_EXERCÍCIO BREVE A_: Indique se cada afirmação está de acordo com o texto de leitura abaixo, respondendo sim ou não e citando literalmente as palavras do texto que o decidem. (i) O tribunal de primeira instância fixou a indemnização em 2.410.300$00. (ii) O recurso de agravo interposto pelo expropriado foi admitido com subida imediata. (iii) Os expropriados apelaram da sentença para o Tribunal da Relação de Lisboa.

_TEXTO DE LEITURA_:
Desde logo os recorrentes vieram pôr em causa a constitucionalidade do Título IV do Código das Expropriações então vigente
(artigos 27º a 38º do Decreto-Lei nº 845/76, de 11 de Dezembro) por violação do artigo 62º da Constituição, na medida em que as normas nele contidas não asseguravam 'o autêntico e real conceito de justa indemnização'.
Admitido este recurso, houve inspecção judicial e avaliação, tendo os peritos dado resposta aos respectivos quesitos e indicado valores divergentes para a parcela em questão. O expropriado arguiu a nulidade do relatório e das respostas aos quesitos apresentadas pelos peritos maioritários e, não tendo sido atendido, interpôs recurso de agravo, que foi admitido com subida diferida.
Por sentença de 27 de Agosto de 1990, o tribunal de primeira instância fixou em 2.410.300$00 o montante da indemnização.
2. Dessa sentença apelaram os expropriados para o Tribunal da Relação de Évora.

_EXERCÍCIO BREVE B_: Imprima sem alterações as linhas dos registos, desde a linha que contém "- radio-medium[interactable]: [736, 266, 749, 279]" até à linha que contém "- table-cell-name: استپلر", inclusive.

_MATERIAL FORNECIDO_:
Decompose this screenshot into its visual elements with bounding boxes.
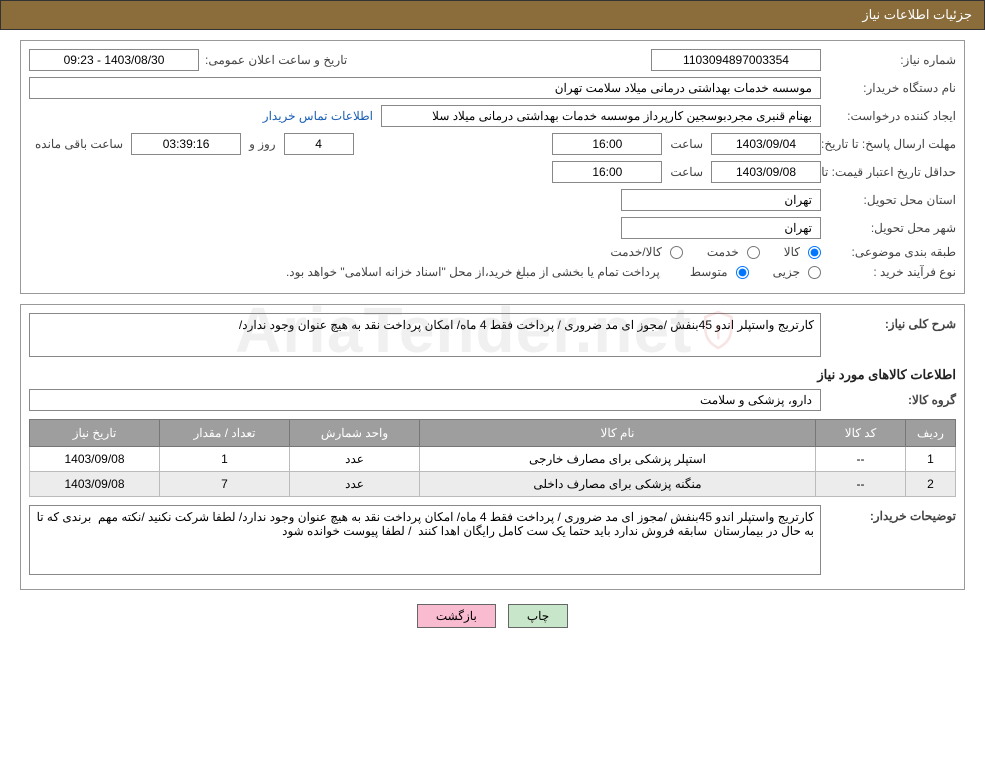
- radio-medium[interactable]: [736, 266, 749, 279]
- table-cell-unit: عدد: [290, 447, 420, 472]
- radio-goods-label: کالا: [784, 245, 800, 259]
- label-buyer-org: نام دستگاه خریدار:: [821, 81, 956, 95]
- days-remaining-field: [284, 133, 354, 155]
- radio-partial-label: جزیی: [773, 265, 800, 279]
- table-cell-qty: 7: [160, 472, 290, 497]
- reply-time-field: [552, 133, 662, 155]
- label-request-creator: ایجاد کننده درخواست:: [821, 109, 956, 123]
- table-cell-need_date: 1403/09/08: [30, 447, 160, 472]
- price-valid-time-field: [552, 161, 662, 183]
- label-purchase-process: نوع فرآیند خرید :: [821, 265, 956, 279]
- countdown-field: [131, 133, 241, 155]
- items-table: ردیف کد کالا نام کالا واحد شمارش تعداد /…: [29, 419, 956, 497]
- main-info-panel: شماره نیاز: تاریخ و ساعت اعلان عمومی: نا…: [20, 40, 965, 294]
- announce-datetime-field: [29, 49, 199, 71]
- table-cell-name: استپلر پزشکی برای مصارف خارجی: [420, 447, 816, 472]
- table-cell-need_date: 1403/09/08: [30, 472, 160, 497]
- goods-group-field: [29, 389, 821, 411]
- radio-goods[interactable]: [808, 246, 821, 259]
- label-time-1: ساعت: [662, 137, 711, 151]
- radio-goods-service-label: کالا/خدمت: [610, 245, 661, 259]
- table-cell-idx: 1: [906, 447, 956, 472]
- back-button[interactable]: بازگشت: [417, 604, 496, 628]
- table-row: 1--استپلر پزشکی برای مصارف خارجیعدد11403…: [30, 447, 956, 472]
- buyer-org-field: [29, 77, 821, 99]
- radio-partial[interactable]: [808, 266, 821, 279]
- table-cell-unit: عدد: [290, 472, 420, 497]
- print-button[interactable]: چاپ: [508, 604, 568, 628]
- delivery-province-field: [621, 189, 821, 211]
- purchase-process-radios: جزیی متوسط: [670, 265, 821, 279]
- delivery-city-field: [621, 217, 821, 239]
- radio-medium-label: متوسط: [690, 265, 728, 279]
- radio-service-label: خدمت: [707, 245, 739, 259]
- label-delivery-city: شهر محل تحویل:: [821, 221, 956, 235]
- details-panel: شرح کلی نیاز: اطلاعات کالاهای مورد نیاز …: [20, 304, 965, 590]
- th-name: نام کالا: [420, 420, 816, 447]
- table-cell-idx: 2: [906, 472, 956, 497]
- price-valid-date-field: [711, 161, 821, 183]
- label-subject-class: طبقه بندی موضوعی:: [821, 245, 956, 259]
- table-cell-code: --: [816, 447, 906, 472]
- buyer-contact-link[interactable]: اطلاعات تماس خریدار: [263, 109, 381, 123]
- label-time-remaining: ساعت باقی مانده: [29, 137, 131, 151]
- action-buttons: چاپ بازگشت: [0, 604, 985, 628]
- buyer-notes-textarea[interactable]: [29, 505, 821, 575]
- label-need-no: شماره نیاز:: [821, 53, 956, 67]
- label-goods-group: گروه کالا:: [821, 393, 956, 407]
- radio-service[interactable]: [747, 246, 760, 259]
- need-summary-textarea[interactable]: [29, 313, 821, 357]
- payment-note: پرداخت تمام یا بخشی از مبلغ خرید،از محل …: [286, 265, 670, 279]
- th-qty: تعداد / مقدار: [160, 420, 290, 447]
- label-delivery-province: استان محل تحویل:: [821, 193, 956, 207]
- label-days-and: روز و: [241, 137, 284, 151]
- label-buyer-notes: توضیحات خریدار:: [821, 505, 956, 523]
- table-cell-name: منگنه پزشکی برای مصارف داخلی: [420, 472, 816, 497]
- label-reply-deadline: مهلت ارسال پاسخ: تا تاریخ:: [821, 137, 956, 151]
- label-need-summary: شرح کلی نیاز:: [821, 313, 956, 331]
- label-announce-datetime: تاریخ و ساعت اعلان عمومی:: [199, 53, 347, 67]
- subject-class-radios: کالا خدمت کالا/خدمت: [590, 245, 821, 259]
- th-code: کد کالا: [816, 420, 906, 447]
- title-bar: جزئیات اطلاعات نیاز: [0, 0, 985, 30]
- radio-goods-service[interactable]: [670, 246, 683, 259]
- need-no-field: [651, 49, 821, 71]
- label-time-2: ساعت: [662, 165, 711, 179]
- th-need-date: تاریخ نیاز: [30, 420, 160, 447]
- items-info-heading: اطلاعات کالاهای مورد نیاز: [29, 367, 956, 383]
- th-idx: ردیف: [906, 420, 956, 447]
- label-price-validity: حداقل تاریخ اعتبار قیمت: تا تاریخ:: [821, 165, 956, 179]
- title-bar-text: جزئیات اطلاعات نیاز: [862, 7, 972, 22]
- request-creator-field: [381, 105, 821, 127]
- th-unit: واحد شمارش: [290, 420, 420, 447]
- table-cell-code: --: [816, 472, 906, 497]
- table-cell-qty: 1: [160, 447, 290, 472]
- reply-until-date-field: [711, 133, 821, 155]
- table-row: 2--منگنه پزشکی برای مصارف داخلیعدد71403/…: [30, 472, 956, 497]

_RESPOSTA ESPERADA A_:
(i) Sim: "o tribunal de primeira instância fixou em 2.410.300$00 o montante da indemnização".
(ii) Não: "interpôs recurso de agravo, que foi admitido com subida diferida".
(iii) Não: "apelaram os expropriados para o Tribunal da Relação de Évora".

_RESPOSTA ESPERADA B_:
- radio-medium[interactable]: [736, 266, 749, 279]
- table-cell-unit: عدد: [290, 447, 420, 472]
- radio-goods-label: کالا: [784, 245, 800, 259]
- label-buyer-org: نام دستگاه خریدار:: [821, 81, 956, 95]
- days-remaining-field: [284, 133, 354, 155]
- radio-partial-label: جزیی: [773, 265, 800, 279]
- table-cell-qty: 7: [160, 472, 290, 497]
- reply-time-field: [552, 133, 662, 155]
- label-request-creator: ایجاد کننده درخواست:: [821, 109, 956, 123]
- table-cell-need_date: 1403/09/08: [30, 447, 160, 472]
- price-valid-time-field: [552, 161, 662, 183]
- label-purchase-process: نوع فرآیند خرید :: [821, 265, 956, 279]
- countdown-field: [131, 133, 241, 155]
- items-table: ردیف کد کالا نام کالا واحد شمارش تعداد /…: [29, 419, 956, 497]
- main-info-panel: شماره نیاز: تاریخ و ساعت اعلان عمومی: نا…: [20, 40, 965, 294]
- announce-datetime-field: [29, 49, 199, 71]
- table-cell-name: استپلر پزشکی برای مصارف خارجی: [420, 447, 816, 472]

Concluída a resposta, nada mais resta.